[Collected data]
******

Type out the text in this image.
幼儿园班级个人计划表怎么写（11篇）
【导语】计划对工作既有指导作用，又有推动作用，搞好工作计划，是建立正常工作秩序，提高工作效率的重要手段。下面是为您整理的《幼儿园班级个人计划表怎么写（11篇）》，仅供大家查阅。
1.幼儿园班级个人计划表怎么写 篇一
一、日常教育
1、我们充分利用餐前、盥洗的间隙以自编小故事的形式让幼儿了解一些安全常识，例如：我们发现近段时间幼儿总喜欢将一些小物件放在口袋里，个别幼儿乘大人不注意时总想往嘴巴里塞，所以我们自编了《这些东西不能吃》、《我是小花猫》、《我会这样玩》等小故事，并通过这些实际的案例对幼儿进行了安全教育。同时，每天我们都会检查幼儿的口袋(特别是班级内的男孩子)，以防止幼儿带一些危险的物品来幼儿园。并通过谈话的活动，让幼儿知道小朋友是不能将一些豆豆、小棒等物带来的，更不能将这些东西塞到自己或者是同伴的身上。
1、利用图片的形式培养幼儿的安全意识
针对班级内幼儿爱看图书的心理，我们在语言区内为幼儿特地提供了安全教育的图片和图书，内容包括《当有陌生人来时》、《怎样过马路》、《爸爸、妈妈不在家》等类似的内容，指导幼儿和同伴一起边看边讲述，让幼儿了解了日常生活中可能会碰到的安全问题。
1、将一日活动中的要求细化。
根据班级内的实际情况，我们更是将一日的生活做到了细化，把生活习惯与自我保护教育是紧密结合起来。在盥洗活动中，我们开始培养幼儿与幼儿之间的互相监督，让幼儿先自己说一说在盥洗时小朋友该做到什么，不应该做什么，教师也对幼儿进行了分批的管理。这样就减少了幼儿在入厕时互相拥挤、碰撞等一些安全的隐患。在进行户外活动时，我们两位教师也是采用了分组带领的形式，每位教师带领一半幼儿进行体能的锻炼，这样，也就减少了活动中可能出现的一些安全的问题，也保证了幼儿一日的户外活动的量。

******

EXERCISE BRIEF - Extract, from the listing above, every line where the string "幼儿园班级个人计划表怎么写" occurs.

SOLUTION TO THIS TASK -
幼儿园班级个人计划表怎么写（11篇）
【导语】计划对工作既有指导作用，又有推动作用，搞好工作计划，是建立正常工作秩序，提高工作效率的重要手段。下面是为您整理的《幼儿园班级个人计划表怎么写（11篇）》，仅供大家查阅。
1.幼儿园班级个人计划表怎么写 篇一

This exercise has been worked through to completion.